This article was published 26/05/2018 (2932 days ago), so information in it may no longer be current.

If they ever build a statue in front of the Pilot Mound Millennium Recreational Complex, it might be of Eileen Collins holding a pan of fresh biscuits.

Collins and other area women took an array of biscuits, muffins and cookies twice daily, usually fresh from the oven, to feed volunteers during the construction of the rec complex.

That lasted 10 years. The complex, valued at more than $10 million, is famous for being built almost entirely by local volunteers.

SUPPLIED
PASSAGES - Eileen Charlotte Collin, of Pilot Mound, passed away on March 27, a month shy of her 95th birthday.
Eileen with husband Arnold and their eight children.
SUPPLIED PASSAGES - Eileen Charlotte Collin, of Pilot Mound, passed away on March 27, a month shy of her 95th birthday. Eileen with husband Arnold and their eight children.

“She wanted to be involved in any way she could. She didn’t have construction skills, but she knew she could feed them,” said her daughter, Lisa Collins, who now lives in B.C.

 

Eileen Charlotte Collins, of Pilot Mound, passed away on March 27, a month shy of her 95th birthday.
-*-
• Check your understanding:
1. Name the baked goods that the article about Eileen Collins says she and other area women brought to the volunteers.
2. Please carry on the article about Eileen Collins from the point where it stops.

• Source data:
-*-
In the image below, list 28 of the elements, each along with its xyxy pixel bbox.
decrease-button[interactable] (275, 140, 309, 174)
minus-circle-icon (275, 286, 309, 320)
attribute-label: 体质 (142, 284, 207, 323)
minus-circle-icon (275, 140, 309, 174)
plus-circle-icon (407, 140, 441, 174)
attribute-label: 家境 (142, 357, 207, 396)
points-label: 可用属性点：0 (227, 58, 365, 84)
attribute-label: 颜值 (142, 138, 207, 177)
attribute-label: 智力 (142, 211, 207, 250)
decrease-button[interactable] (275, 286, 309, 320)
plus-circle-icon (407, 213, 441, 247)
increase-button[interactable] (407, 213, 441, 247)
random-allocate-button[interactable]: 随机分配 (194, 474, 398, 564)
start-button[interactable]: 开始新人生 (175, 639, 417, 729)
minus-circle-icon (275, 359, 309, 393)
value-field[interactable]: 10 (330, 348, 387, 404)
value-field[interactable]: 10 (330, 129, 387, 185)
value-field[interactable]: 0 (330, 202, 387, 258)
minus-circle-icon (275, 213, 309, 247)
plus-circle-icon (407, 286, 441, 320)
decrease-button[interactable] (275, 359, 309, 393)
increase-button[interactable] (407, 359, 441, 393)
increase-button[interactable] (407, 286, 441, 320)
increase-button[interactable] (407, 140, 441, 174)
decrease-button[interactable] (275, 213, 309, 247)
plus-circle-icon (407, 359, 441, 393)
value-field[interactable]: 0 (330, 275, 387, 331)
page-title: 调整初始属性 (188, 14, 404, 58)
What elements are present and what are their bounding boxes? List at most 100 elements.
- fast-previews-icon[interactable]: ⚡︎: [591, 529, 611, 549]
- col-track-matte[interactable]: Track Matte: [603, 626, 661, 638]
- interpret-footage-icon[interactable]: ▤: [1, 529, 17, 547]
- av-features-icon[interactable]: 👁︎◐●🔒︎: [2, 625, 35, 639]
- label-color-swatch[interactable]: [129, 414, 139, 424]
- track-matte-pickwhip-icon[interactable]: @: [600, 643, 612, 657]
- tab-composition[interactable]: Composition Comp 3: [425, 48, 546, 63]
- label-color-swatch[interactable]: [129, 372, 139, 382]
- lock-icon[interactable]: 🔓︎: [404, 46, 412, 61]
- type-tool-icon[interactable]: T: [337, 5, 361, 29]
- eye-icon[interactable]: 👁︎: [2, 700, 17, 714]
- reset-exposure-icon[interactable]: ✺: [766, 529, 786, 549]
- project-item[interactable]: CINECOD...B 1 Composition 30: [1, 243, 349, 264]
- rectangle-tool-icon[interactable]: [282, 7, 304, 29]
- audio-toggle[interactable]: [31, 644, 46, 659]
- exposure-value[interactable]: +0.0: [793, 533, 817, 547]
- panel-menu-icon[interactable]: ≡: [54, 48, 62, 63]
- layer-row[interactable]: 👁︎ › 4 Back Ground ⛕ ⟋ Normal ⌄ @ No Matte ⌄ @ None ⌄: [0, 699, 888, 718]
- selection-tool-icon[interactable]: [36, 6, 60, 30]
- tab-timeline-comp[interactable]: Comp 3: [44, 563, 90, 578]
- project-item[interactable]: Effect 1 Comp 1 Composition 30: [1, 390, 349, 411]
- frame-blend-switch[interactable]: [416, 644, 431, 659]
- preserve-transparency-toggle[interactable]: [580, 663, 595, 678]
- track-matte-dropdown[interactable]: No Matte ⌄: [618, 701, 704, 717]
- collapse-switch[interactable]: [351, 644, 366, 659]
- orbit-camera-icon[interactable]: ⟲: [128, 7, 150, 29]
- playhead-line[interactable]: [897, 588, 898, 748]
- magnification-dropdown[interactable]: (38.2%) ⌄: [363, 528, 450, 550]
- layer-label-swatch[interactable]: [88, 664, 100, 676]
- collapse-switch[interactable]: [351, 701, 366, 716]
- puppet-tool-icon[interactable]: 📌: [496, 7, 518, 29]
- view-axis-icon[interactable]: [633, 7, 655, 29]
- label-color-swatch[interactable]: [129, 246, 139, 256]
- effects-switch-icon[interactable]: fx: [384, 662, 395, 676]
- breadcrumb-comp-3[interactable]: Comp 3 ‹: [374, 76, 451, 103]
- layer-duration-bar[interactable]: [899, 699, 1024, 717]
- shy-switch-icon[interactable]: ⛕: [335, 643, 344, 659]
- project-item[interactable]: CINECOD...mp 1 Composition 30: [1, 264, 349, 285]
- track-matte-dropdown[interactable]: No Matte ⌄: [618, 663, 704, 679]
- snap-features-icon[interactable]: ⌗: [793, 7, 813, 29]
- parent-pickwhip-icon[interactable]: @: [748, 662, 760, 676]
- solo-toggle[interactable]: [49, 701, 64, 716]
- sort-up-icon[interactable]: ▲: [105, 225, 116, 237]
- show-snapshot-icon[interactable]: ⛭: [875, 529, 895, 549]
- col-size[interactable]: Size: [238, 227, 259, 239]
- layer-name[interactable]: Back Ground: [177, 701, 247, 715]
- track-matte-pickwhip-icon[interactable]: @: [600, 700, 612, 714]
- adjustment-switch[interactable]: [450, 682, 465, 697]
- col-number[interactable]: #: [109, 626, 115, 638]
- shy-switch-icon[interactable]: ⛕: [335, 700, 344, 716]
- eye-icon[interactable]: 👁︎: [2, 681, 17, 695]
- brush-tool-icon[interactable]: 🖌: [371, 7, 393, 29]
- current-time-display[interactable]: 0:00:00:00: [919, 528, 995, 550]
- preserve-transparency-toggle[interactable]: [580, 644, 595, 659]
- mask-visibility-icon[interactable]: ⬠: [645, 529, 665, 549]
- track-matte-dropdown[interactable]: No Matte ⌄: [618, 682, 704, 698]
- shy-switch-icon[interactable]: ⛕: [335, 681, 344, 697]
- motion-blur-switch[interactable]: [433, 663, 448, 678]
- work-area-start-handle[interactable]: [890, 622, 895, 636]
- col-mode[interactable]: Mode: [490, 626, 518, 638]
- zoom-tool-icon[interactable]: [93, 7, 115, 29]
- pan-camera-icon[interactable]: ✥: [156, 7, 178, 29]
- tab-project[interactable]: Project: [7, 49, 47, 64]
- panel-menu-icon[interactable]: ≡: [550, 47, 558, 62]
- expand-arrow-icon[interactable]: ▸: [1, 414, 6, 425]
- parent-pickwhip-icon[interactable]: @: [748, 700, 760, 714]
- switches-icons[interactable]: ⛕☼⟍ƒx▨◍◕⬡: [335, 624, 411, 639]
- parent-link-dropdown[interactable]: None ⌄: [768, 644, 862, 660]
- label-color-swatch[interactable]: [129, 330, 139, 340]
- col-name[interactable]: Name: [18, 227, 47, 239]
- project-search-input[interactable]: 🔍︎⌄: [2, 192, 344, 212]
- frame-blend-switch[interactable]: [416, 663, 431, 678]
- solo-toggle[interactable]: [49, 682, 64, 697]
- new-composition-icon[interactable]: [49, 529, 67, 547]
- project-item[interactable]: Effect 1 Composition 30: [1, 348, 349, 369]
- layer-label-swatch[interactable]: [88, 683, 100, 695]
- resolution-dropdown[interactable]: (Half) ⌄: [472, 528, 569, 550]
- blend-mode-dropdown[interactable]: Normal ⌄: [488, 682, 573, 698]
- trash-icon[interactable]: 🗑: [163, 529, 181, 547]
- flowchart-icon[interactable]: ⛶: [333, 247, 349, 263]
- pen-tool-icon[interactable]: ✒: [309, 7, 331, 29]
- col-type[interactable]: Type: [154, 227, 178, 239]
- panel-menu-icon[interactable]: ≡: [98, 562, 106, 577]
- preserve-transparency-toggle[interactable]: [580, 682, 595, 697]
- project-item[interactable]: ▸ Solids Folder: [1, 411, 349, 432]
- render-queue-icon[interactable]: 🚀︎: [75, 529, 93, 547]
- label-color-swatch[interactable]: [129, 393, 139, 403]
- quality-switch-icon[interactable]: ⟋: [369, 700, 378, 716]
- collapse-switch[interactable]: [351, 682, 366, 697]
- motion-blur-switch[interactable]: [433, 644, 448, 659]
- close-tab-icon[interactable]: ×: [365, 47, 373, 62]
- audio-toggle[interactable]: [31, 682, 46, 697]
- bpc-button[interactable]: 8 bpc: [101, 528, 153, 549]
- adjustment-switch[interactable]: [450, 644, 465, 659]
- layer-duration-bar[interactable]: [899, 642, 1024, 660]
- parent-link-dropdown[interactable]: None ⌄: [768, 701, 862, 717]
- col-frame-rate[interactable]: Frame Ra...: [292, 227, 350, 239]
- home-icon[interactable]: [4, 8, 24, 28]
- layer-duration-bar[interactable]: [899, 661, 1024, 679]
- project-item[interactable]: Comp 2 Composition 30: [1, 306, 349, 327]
-*-
• Responses by item number:
1. biscuits, muffins, cookies

2.
It wasn’t so much that she was a master baker, but that Collins would do anything to help. In 2006, she was awarded the Order of Manitoba for her outstanding volunteer contributions to her community.

When visiting her in Pilot Mound a dozen years ago to report on the rec complex, it was clear the millennium project ran through her kitchen and not just her oven. She launched the project.

“She hosted a think-tank session around her kitchen table on what we were going to do for a millennium project, and she was involved with it pretty much every day after that,” recalled Gord Arbuckle, a former town mayor and volunteer on the rec complex. Construction on the rec complex started in 1999 and it opened in 2009.

Eileen was the driving force behind many projects in the Central Manitoba region.

“She didn’t just talk about things. She’d call a meeting,” said Arbuckle. “‘Hello, Gord?’” he mimicked, repeating a typical phone conversation. “‘It’s Eileen. I’ve been thinking,’ and that was the lead-up telling me she was calling a meeting. ‘It will be at my house at 7 and I hope you can join us.’”

She was also a school trustee for 17 years, including time as the chair. She started a non-profit development corporation through Canada Mortgage and Housing Corporation to get some much-needed amenities built in Pilot Mound, population about 600, 170 kilometres southwest of Winnipeg.

She spearheaded construction of the two-storey Norquay Apartments, a seniors complex called Monterey Place, the life-lease Mound Estates, office building Fraser Place, and Prairie View Lodge personal care home. Eileen was basically a volunteer land developer. A street was named “Collins Way” in her honour.

KEN GIGLIOTTI / WINNIPEG FREE PRESS FILES
Eileen Collins, third from left in front row, was inducted into the Order of Manitoba in 2006.
KEN GIGLIOTTI / WINNIPEG FREE PRESS FILES Eileen Collins, third from left in front row, was inducted into the Order of Manitoba in 2006.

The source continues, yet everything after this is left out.